For the material that follows, list every line containing the word "title".

- [Recorded information]:
------------------------------------------------------------

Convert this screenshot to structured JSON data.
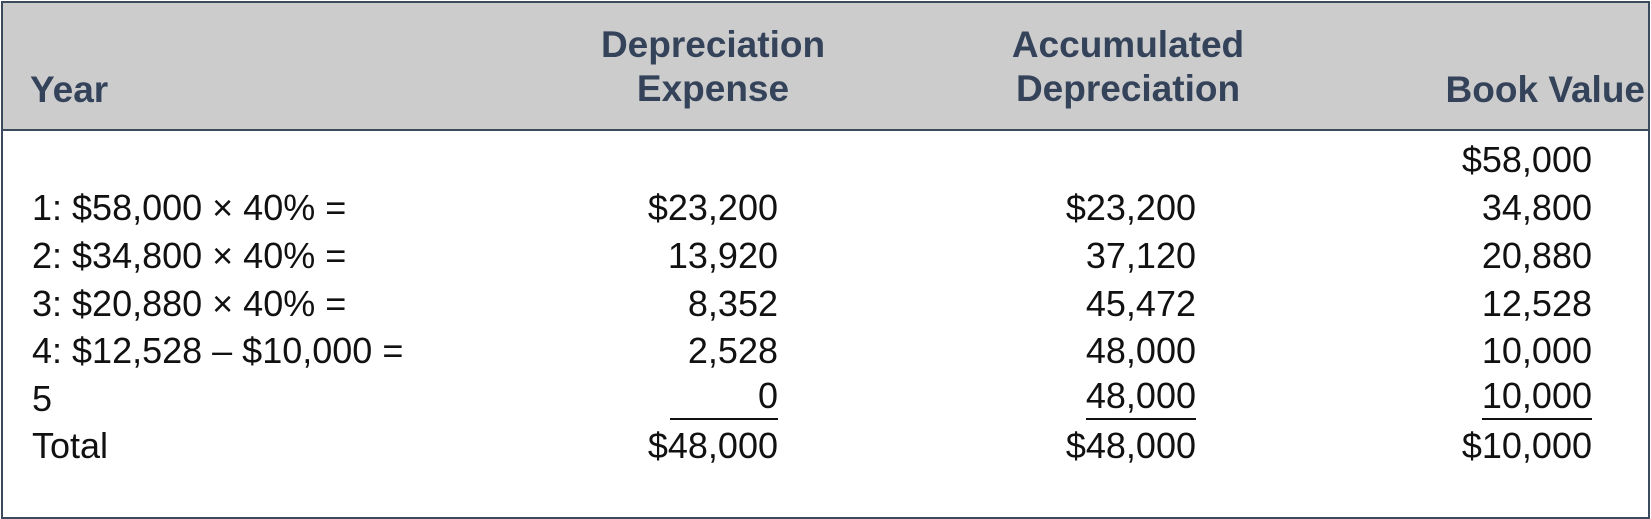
{
  "headers": {
    "year": "Year",
    "depreciation_expense": [
      "Depreciation",
      "Expense"
    ],
    "accumulated_depreciation": [
      "Accumulated",
      "Depreciation"
    ],
    "book_value": "Book Value"
  },
  "rows": [
    {
      "label": "",
      "expense": "",
      "accumulated": "",
      "book_value": "$58,000"
    },
    {
      "label": "1: $58,000 × 40% =",
      "expense": "$23,200",
      "accumulated": "$23,200",
      "book_value": "34,800"
    },
    {
      "label": "2: $34,800 × 40% =",
      "expense": "13,920",
      "accumulated": "37,120",
      "book_value": "20,880"
    },
    {
      "label": "3: $20,880 × 40% =",
      "expense": "8,352",
      "accumulated": "45,472",
      "book_value": "12,528"
    },
    {
      "label": "4: $12,528 – $10,000 =",
      "expense": "2,528",
      "accumulated": "48,000",
      "book_value": "10,000"
    },
    {
      "label": "5",
      "expense": "0",
      "accumulated": "48,000",
      "book_value": "10,000"
    },
    {
      "label": "Total",
      "expense": "$48,000",
      "accumulated": "$48,000",
      "book_value": "$10,000"
    }
  ]
}
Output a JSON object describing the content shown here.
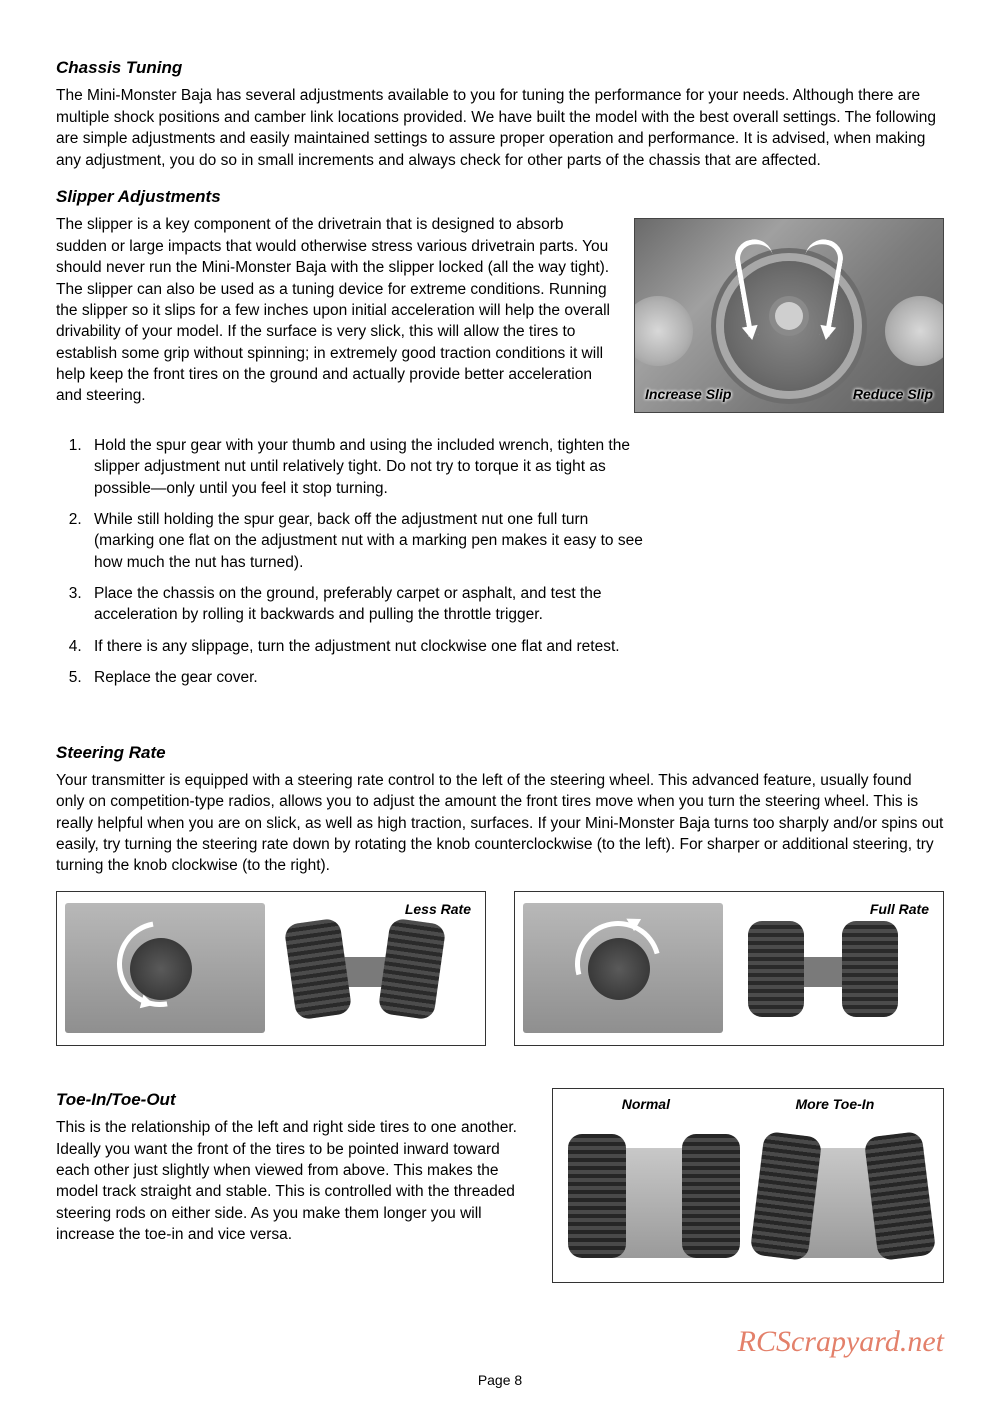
{
  "chassis": {
    "heading": "Chassis Tuning",
    "para": "The Mini-Monster Baja has several adjustments available to you for tuning the performance for your needs. Although there are multiple shock positions and camber link locations provided. We have built the model with the best overall settings. The following are simple adjustments and easily maintained settings to assure proper operation and performance. It is advised, when making any adjustment, you do so in small increments and always check for other parts of the chassis that are affected."
  },
  "slipper": {
    "heading": "Slipper Adjustments",
    "para": "The slipper is a key component of the drivetrain that is designed to absorb sudden or large impacts that would otherwise stress various drivetrain parts. You should never run the Mini-Monster Baja with the slipper locked (all the way tight). The slipper can also be used as a tuning device for extreme conditions. Running the slipper so it slips for a few inches upon initial acceleration will help the overall drivability of your model. If the surface is very slick, this will allow the tires to establish some grip without spinning; in extremely good traction conditions it will help keep the front tires on the ground and actually provide better acceleration and steering.",
    "label_left": "Increase Slip",
    "label_right": "Reduce Slip",
    "steps": [
      "Hold the spur gear with your thumb and using the included wrench, tighten the slipper adjustment nut until relatively tight. Do not try to torque it as tight as possible—only until you feel it stop turning.",
      "While still holding the spur gear, back off the adjustment nut one full turn (marking one flat on the adjustment nut with a marking pen makes it easy to see how much the nut has turned).",
      "Place the chassis on the ground, preferably carpet or asphalt, and test the acceleration by rolling it backwards and pulling the throttle trigger.",
      "If there is any slippage, turn the adjustment nut clockwise one flat and retest.",
      "Replace the gear cover."
    ]
  },
  "steering": {
    "heading": "Steering Rate",
    "para": "Your transmitter is equipped with a steering rate control to the left of the steering wheel. This advanced feature, usually found only on competition-type radios, allows you to adjust the amount the front tires move when you turn the steering wheel. This is really helpful when you are on slick, as well as high traction, surfaces. If your Mini-Monster Baja turns too sharply and/or spins out easily, try turning the steering rate down by rotating the knob counterclockwise (to the left). For sharper or additional steering, try turning the knob clockwise (to the right).",
    "less_label": "Less Rate",
    "full_label": "Full Rate"
  },
  "toe": {
    "heading": "Toe-In/Toe-Out",
    "para": "This is the relationship of the left and right side tires to one another. Ideally you want the front of the tires to be pointed inward toward each other just slightly when viewed from above. This makes the model track straight and stable. This is controlled with the threaded steering rods on either side. As you make them longer you will increase the toe-in and vice versa.",
    "label_normal": "Normal",
    "label_more": "More Toe-In"
  },
  "watermark": "RCScrapyard.net",
  "page_number": "Page 8",
  "colors": {
    "text": "#000000",
    "watermark": "#e0735a",
    "background": "#ffffff"
  }
}
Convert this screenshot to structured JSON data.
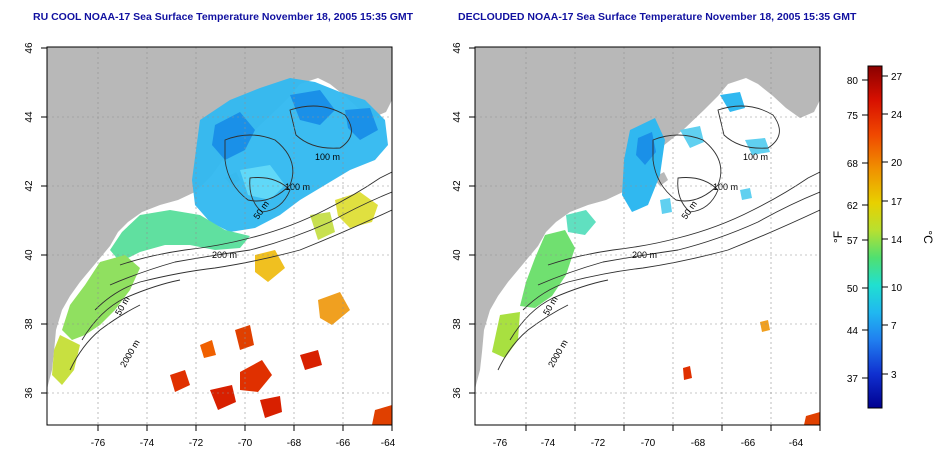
{
  "left_map": {
    "title": "RU COOL NOAA-17 Sea Surface Temperature November 18, 2005 15:35 GMT",
    "contour_labels": [
      "100 m",
      "100 m",
      "50 m",
      "200 m",
      "50 m",
      "2000 m"
    ]
  },
  "right_map": {
    "title": "DECLOUDED NOAA-17 Sea Surface Temperature November 18, 2005 15:35 GMT",
    "contour_labels": [
      "100 m",
      "100 m",
      "50 m",
      "200 m",
      "50 m",
      "2000 m"
    ]
  },
  "axes": {
    "lat_ticks": [
      "46",
      "44",
      "42",
      "40",
      "38",
      "36"
    ],
    "lon_ticks": [
      "-76",
      "-74",
      "-72",
      "-70",
      "-68",
      "-66",
      "-64"
    ]
  },
  "colorbar": {
    "fahrenheit_label": "°F",
    "celsius_label": "°C",
    "fahrenheit_ticks": [
      "80",
      "75",
      "68",
      "62",
      "57",
      "50",
      "44",
      "37"
    ],
    "celsius_ticks": [
      "27",
      "24",
      "20",
      "17",
      "14",
      "10",
      "7",
      "3"
    ],
    "colors": [
      "#a00000",
      "#d82000",
      "#f05000",
      "#f09000",
      "#e8c800",
      "#c8e020",
      "#60e060",
      "#20e0c0",
      "#20c8f0",
      "#2090f0",
      "#1050e0",
      "#0010a0"
    ]
  },
  "colors": {
    "land": "#b8b8b8",
    "ocean_cloud": "#ffffff",
    "title": "#1010a0",
    "grid": "#909090"
  }
}
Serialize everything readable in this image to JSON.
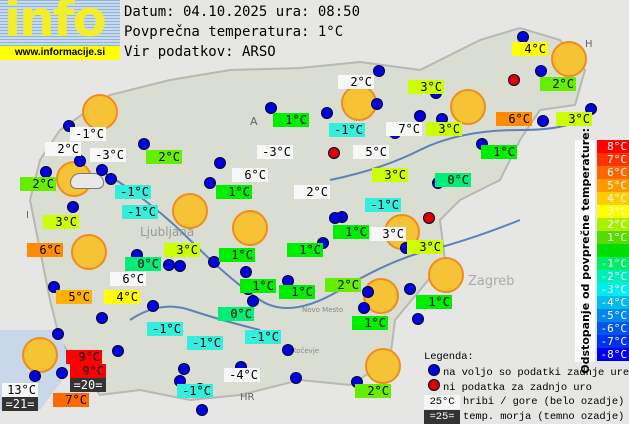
{
  "logo": {
    "text": "info",
    "url": "www.informacije.si"
  },
  "header": {
    "date_line": "Datum: 04.10.2025 ura: 08:50",
    "avg_temp_line": "Povprečna temperatura: 1°C",
    "source_line": "Vir podatkov: ARSO"
  },
  "map_labels": [
    "A",
    "HR",
    "H",
    "I",
    "Ljubljana",
    "Zagreb",
    "Novo Mesto",
    "Kočevje"
  ],
  "stations": [
    {
      "t": "-1°C",
      "type": "mountain"
    },
    {
      "t": "2°C",
      "type": "mountain"
    },
    {
      "t": "-3°C",
      "type": "mountain"
    },
    {
      "t": "2°C",
      "v": 2
    },
    {
      "t": "2°C",
      "v": 2
    },
    {
      "t": "-1°C",
      "v": -1
    },
    {
      "t": "-1°C",
      "v": -1
    },
    {
      "t": "3°C",
      "v": 3
    },
    {
      "t": "6°C",
      "v": 6
    },
    {
      "t": "3°C",
      "v": 3
    },
    {
      "t": "0°C",
      "v": 0
    },
    {
      "t": "6°C",
      "type": "mountain"
    },
    {
      "t": "5°C",
      "v": 5
    },
    {
      "t": "4°C",
      "v": 4
    },
    {
      "t": "2°C",
      "type": "mountain"
    },
    {
      "t": "1°C",
      "v": 1
    },
    {
      "t": "-1°C",
      "v": -1
    },
    {
      "t": "7°C",
      "type": "mountain"
    },
    {
      "t": "-3°C",
      "type": "mountain"
    },
    {
      "t": "5°C",
      "type": "mountain"
    },
    {
      "t": "3°C",
      "v": 3
    },
    {
      "t": "6°C",
      "type": "mountain"
    },
    {
      "t": "1°C",
      "v": 1
    },
    {
      "t": "2°C",
      "type": "mountain"
    },
    {
      "t": "-1°C",
      "v": -1
    },
    {
      "t": "1°C",
      "v": 1
    },
    {
      "t": "3°C",
      "type": "mountain"
    },
    {
      "t": "1°C",
      "v": 1
    },
    {
      "t": "1°C",
      "v": 1
    },
    {
      "t": "4°C",
      "v": 4
    },
    {
      "t": "3°C",
      "v": 3
    },
    {
      "t": "2°C",
      "v": 2
    },
    {
      "t": "6°C",
      "v": 6
    },
    {
      "t": "3°C",
      "v": 3
    },
    {
      "t": "3°C",
      "v": 3
    },
    {
      "t": "1°C",
      "v": 1
    },
    {
      "t": "0°C",
      "v": 0
    },
    {
      "t": "3°C",
      "v": 3
    },
    {
      "t": "1°C",
      "v": 1
    },
    {
      "t": "1°C",
      "v": 1
    },
    {
      "t": "2°C",
      "v": 2
    },
    {
      "t": "1°C",
      "v": 1
    },
    {
      "t": "0°C",
      "v": 0
    },
    {
      "t": "1°C",
      "v": 1
    },
    {
      "t": "-1°C",
      "v": -1
    },
    {
      "t": "-1°C",
      "v": -1
    },
    {
      "t": "-1°C",
      "v": -1
    },
    {
      "t": "-4°C",
      "type": "mountain"
    },
    {
      "t": "-1°C",
      "v": -1
    },
    {
      "t": "2°C",
      "v": 2
    },
    {
      "t": "9°C",
      "v": 9
    },
    {
      "t": "9°C",
      "v": 9
    },
    {
      "t": "=20=",
      "type": "sea"
    },
    {
      "t": "13°C",
      "type": "mountain"
    },
    {
      "t": "=21=",
      "type": "sea"
    },
    {
      "t": "7°C",
      "v": 7
    }
  ],
  "scale": {
    "title": "Odstopanje od povprečne temperature:",
    "steps": [
      {
        "label": "8°C",
        "color": "#ff0000"
      },
      {
        "label": "7°C",
        "color": "#ff3300"
      },
      {
        "label": "6°C",
        "color": "#ff6600"
      },
      {
        "label": "5°C",
        "color": "#ff9900"
      },
      {
        "label": "4°C",
        "color": "#ffcc00"
      },
      {
        "label": "3°C",
        "color": "#ffff00"
      },
      {
        "label": "2°C",
        "color": "#aaee00"
      },
      {
        "label": "1°C",
        "color": "#55dd00"
      },
      {
        "label": "",
        "color": "#00dd00"
      },
      {
        "label": "-1°C",
        "color": "#00ee66"
      },
      {
        "label": "-2°C",
        "color": "#00eebb"
      },
      {
        "label": "-3°C",
        "color": "#00eeee"
      },
      {
        "label": "-4°C",
        "color": "#00bbee"
      },
      {
        "label": "-5°C",
        "color": "#0088ee"
      },
      {
        "label": "-6°C",
        "color": "#0055ee"
      },
      {
        "label": "-7°C",
        "color": "#0033ee"
      },
      {
        "label": "-8°C",
        "color": "#0000ee"
      }
    ]
  },
  "label_colors": {
    "9": "#ff0000",
    "8": "#ff0000",
    "7": "#ff6a00",
    "6": "#ff8c00",
    "5": "#ffb000",
    "4": "#ffff00",
    "3": "#ccff00",
    "2": "#66ee00",
    "1": "#00ee00",
    "0": "#00ee77",
    "-1": "#33eedd",
    "-2": "#33eeee",
    "-3": "#33ddff",
    "-4": "#33bbff"
  },
  "legend": {
    "title": "Legenda:",
    "blue": "na voljo so podatki zadnje ure",
    "red": "ni podatka za zadnjo uro",
    "mountain_sample": "25°C",
    "mountain": "hribi / gore (belo ozadje)",
    "sea_sample": "=25=",
    "sea": "temp. morja (temno ozadje)"
  }
}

------------------------------------------------------------

- [Answer to this exercise]:
    "title": "RU COOL NOAA-17 Sea Surface Temperature November 18, 2005 15:35 GMT",
    "title": "DECLOUDED NOAA-17 Sea Surface Temperature November 18, 2005 15:35 GMT",
    "title": "#1010a0",
    "title": "Odstopanje od povprečne temperature:",
    "title": "Legenda:",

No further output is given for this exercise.